**WRITTEN EXERCISE**
Go through the lines below. Copy those with "data".

>> start TASK MATERIAL

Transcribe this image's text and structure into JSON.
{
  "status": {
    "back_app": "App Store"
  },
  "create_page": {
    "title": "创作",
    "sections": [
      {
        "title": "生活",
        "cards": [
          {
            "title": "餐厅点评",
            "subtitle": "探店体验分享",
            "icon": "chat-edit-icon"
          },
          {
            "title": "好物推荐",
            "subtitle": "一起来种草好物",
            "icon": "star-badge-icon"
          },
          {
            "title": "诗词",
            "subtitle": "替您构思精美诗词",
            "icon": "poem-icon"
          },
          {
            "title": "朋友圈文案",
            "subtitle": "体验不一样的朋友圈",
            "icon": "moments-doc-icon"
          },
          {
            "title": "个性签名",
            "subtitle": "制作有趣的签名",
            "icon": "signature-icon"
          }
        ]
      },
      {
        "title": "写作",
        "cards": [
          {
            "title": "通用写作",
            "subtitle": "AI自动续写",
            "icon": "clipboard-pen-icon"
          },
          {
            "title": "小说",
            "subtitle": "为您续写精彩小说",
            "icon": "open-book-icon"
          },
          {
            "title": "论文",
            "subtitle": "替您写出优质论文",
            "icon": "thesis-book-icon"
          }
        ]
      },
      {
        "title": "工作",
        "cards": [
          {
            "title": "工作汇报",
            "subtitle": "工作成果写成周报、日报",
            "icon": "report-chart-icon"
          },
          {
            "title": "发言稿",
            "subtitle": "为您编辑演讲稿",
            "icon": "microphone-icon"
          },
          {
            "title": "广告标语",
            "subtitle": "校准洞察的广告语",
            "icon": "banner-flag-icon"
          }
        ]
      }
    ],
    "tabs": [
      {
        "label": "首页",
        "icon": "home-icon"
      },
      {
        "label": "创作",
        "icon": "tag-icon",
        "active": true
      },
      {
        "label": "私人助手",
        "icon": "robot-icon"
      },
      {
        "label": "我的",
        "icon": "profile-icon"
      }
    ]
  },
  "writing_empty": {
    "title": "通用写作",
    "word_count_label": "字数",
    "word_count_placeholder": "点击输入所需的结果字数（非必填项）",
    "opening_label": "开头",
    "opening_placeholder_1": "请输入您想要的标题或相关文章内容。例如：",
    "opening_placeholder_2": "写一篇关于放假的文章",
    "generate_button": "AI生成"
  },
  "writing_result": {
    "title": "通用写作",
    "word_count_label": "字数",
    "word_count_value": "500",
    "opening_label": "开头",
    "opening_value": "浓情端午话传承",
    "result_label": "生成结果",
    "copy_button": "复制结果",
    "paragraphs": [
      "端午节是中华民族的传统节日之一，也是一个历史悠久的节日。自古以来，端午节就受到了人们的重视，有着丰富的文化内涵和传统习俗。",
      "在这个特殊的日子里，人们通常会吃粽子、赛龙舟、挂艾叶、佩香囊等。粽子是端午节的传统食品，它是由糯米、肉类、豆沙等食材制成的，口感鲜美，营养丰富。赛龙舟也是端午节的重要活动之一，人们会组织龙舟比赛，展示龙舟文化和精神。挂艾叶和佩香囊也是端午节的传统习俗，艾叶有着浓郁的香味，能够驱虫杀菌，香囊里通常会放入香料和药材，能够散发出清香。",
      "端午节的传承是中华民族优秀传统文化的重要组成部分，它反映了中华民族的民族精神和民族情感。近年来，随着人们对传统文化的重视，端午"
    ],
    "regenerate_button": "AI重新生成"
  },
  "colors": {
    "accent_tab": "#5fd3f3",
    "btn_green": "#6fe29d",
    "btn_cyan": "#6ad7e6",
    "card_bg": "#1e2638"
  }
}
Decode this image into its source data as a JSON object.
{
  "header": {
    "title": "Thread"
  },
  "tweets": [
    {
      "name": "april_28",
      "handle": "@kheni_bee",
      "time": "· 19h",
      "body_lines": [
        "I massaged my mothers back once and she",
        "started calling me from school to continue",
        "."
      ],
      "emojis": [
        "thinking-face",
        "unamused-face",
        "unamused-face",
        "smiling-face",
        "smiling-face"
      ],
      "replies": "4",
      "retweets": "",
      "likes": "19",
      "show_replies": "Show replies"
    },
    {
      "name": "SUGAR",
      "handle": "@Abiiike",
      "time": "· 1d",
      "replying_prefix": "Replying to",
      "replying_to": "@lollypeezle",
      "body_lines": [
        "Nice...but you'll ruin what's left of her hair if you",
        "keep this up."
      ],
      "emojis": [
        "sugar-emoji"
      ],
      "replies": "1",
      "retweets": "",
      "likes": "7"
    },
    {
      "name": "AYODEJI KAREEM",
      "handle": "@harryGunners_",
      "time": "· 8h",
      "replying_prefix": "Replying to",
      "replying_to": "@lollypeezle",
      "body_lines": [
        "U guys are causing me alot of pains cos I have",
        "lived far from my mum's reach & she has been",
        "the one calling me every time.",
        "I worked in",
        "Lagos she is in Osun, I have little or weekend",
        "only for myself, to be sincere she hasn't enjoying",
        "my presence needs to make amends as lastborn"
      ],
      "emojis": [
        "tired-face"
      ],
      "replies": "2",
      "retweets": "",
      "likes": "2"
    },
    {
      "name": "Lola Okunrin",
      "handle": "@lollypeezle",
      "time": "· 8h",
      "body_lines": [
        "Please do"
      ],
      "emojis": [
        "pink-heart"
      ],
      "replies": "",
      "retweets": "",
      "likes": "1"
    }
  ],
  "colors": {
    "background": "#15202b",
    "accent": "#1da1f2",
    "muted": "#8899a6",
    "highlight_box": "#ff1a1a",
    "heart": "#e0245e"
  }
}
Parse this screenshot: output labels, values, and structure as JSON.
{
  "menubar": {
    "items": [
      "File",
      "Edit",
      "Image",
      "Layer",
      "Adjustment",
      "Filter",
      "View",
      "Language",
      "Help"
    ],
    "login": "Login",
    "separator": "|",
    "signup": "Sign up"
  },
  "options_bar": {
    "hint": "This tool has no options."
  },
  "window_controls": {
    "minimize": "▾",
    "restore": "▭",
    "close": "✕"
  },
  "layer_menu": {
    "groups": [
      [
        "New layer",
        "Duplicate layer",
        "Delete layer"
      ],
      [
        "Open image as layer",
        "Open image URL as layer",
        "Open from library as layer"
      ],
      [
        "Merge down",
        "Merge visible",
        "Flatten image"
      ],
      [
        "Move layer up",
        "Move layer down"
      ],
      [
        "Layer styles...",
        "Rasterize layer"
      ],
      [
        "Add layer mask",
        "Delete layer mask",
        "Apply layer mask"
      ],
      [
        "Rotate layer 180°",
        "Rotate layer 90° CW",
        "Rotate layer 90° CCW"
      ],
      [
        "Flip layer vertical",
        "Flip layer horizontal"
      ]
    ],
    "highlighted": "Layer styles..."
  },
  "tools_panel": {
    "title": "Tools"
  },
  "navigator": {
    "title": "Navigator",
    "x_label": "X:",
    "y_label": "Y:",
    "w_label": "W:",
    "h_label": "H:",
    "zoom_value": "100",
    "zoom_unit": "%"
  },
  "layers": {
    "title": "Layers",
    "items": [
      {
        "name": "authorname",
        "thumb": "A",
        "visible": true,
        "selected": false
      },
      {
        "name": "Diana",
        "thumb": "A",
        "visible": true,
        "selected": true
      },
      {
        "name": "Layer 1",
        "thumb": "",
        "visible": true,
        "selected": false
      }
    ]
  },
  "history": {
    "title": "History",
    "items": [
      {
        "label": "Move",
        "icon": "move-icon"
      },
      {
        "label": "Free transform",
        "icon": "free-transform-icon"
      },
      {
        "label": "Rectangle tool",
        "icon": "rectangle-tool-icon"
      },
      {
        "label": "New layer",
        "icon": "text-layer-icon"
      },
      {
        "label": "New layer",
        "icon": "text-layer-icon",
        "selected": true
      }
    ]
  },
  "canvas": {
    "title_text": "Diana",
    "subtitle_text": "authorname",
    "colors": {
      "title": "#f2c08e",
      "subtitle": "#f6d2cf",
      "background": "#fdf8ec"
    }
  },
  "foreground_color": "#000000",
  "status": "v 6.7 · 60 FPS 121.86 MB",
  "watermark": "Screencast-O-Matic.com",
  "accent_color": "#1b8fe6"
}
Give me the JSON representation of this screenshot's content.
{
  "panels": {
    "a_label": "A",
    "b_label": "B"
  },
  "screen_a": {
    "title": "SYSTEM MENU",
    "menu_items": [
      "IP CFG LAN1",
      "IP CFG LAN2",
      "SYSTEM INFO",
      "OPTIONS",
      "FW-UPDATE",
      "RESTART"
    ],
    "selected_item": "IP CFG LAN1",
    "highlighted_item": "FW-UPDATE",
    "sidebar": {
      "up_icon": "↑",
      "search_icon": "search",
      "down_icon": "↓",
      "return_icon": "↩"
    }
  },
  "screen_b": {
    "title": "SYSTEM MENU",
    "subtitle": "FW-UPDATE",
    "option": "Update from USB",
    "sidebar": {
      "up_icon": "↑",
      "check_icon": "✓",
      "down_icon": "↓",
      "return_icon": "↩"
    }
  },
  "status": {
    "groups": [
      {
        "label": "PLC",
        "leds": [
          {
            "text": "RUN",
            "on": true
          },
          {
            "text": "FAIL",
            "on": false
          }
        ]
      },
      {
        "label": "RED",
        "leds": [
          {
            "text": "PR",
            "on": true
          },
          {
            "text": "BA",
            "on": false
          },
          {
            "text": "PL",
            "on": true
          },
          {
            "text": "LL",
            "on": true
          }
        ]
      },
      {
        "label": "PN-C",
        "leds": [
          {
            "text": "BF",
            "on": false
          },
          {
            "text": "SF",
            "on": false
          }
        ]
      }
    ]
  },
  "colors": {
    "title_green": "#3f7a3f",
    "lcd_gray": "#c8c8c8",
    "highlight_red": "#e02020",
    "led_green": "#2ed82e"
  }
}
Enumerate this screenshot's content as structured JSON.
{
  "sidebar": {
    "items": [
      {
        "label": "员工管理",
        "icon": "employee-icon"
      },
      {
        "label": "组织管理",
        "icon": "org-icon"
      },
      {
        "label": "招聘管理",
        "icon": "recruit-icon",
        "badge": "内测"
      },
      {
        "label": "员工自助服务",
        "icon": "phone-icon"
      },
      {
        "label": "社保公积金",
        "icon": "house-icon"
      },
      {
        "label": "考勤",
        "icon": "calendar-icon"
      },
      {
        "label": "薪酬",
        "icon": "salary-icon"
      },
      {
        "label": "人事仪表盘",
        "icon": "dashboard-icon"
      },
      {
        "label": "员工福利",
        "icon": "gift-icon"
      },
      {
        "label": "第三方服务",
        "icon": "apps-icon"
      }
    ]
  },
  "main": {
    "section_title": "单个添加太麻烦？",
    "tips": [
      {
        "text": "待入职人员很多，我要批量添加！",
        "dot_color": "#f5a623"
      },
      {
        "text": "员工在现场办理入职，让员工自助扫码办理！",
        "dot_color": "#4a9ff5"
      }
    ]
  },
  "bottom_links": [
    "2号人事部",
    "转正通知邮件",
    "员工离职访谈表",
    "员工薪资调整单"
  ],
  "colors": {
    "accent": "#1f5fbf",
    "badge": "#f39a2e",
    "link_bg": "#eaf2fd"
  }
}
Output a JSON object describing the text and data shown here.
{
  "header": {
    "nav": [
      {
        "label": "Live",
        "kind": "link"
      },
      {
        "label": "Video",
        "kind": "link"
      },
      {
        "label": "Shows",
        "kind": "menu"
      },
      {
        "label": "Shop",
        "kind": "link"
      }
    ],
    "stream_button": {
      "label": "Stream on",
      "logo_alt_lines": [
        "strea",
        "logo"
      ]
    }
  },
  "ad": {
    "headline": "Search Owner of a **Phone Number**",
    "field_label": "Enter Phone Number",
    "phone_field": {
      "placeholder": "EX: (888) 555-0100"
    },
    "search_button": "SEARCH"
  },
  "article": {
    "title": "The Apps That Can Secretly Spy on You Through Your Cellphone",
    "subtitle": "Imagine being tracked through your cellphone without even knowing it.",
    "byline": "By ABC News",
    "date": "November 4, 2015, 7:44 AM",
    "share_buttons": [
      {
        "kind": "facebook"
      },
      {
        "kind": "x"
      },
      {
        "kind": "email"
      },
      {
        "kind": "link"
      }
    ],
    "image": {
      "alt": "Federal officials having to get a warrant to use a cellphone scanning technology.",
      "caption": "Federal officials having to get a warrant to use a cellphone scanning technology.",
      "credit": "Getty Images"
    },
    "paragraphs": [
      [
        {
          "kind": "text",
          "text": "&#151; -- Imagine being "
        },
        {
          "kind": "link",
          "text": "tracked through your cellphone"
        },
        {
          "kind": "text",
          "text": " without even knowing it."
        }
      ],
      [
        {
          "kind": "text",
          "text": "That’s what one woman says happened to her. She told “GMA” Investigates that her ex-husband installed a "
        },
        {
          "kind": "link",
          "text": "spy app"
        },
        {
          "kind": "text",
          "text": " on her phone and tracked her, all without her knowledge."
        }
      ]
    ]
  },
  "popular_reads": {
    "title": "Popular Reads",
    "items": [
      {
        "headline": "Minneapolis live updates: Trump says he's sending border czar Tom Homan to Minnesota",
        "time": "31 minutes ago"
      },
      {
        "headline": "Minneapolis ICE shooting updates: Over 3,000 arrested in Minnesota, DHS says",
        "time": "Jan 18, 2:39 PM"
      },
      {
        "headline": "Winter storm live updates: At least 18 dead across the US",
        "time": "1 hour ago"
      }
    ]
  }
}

>> end TASK MATERIAL

**TASK RESULT**
Decode this image into its source data as a JSON object.
Output a JSON object describing the text and data shown here.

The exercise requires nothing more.